> _Excerpt_
════════

Before AB 327 became the vehicle for a solution to California’s solar net metering impasse last week, it spent the summer as the target of attacks from the solar industry, as well as energy efficiency advocates, environmentalists and public interests groups. What united these groups in opposition to a proposed law with the stated aim of making the state’s power rates fairer to everyone?

The answer to that question is complicated, and rooted in the decade-old system that guides how the state’s investor-owned utilities -- Pacific Gas & Electric, Southern California Edison, and San Diego Gas & Electric -- are allowed to charge their residential customers for electricity. But in simple terms, it boils down to two big changes that AB 327 would enable, both of which could damage the economic case for rooftop solar power. 

In fact, one analysis conducted for the Sierra Club found that recent rate proposals from the state’s big three utilities, all based on what AB 327 would permit state regulators to consider if it’s passed into law, could significantly undercut the cost-competitiveness of residential rooftop PV systems against electricity supplied from the grid:

According to this analysis, the overall effect of these rate changes would equate to adding $2.50 per watt to the cost of today’s rooftop PV systems, in terms of the reduced payback potential of those systems over their lifespan. That’s the equivalent of a 30-percent increase in the cost of a typical solar system, or enough to erase the value of the 30-percent federal investment tax credit for solar systems.

════════

> _Challenge 1_
Reproduce the AB 327 article verbatim from "According to this" to "for solar systems.".
> _Challenge 2_
Render this sentence from the AB 327 article in Spanish: "That’s the equivalent of a 30-percent increase in the cost of a typical solar system, or enough to erase the value of the 30-percent federal investment tax credit for solar systems."
Base all your work solely on the AB 327 article.

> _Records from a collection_

════════

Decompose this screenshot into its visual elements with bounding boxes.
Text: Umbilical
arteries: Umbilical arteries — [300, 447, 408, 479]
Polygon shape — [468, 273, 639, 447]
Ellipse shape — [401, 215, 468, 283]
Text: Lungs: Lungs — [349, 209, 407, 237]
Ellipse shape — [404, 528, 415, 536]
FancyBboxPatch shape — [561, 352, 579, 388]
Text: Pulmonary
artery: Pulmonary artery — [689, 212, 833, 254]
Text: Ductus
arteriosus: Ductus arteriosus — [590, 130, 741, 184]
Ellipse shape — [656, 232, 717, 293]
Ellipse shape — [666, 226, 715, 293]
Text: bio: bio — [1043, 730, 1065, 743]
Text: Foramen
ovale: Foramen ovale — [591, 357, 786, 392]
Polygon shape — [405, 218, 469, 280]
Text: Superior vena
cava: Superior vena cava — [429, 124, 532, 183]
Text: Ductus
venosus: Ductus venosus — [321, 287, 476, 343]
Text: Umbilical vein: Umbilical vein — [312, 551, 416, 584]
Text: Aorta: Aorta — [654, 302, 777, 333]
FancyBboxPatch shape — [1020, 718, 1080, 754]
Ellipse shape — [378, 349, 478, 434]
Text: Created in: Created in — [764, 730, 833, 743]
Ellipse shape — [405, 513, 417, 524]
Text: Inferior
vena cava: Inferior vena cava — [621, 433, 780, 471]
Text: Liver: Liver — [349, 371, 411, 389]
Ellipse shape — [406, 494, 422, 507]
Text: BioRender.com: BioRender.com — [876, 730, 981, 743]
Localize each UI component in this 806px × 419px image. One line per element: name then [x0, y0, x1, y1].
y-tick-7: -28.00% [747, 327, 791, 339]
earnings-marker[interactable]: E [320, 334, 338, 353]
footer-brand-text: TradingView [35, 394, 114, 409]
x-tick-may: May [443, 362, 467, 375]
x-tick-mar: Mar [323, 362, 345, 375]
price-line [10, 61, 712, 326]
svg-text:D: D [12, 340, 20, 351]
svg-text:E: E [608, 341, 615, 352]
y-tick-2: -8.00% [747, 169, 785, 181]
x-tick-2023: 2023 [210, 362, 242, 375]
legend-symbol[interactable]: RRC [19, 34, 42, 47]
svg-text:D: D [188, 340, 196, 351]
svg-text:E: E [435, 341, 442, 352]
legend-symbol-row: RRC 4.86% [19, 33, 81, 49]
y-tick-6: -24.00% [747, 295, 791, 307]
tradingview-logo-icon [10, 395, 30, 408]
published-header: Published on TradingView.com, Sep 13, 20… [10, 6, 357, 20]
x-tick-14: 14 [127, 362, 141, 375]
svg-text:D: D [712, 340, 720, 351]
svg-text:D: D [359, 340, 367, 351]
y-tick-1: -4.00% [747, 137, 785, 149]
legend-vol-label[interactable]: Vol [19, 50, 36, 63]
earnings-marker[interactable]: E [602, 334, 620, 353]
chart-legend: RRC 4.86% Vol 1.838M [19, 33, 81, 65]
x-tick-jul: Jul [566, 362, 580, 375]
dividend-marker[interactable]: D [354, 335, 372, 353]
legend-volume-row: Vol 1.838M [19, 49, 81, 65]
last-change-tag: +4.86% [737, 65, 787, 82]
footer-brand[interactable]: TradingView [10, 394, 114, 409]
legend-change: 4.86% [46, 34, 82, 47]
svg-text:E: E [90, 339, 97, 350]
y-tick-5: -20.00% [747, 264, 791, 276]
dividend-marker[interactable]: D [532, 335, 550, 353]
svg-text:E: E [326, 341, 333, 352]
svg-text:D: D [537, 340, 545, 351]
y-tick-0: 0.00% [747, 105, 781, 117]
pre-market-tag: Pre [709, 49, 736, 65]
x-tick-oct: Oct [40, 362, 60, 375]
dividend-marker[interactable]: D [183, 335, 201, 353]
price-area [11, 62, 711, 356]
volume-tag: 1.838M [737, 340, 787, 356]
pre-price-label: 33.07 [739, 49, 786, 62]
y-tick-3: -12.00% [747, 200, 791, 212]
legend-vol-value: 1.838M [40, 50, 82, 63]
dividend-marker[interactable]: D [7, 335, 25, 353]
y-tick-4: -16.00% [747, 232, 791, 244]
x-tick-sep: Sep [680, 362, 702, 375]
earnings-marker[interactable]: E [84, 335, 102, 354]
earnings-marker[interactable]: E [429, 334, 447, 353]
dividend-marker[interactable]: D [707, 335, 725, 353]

════════

> _Result 1_
According to this analysis, the overall effect of these rate changes would equate to adding $2.50 per watt to the cost of today’s rooftop PV systems, in terms of the reduced payback potential of those systems over their lifespan. That’s the equivalent of a 30-percent increase in the cost of a typical solar system, or enough to erase the value of the 30-percent federal investment tax credit for solar systems.

> _Result 2_
Eso equivale a un aumento del 30 por ciento en el costo de un sistema solar típico, o lo suficiente para anular el valor del crédito fiscal federal a la inversión del 30 por ciento para sistemas solares.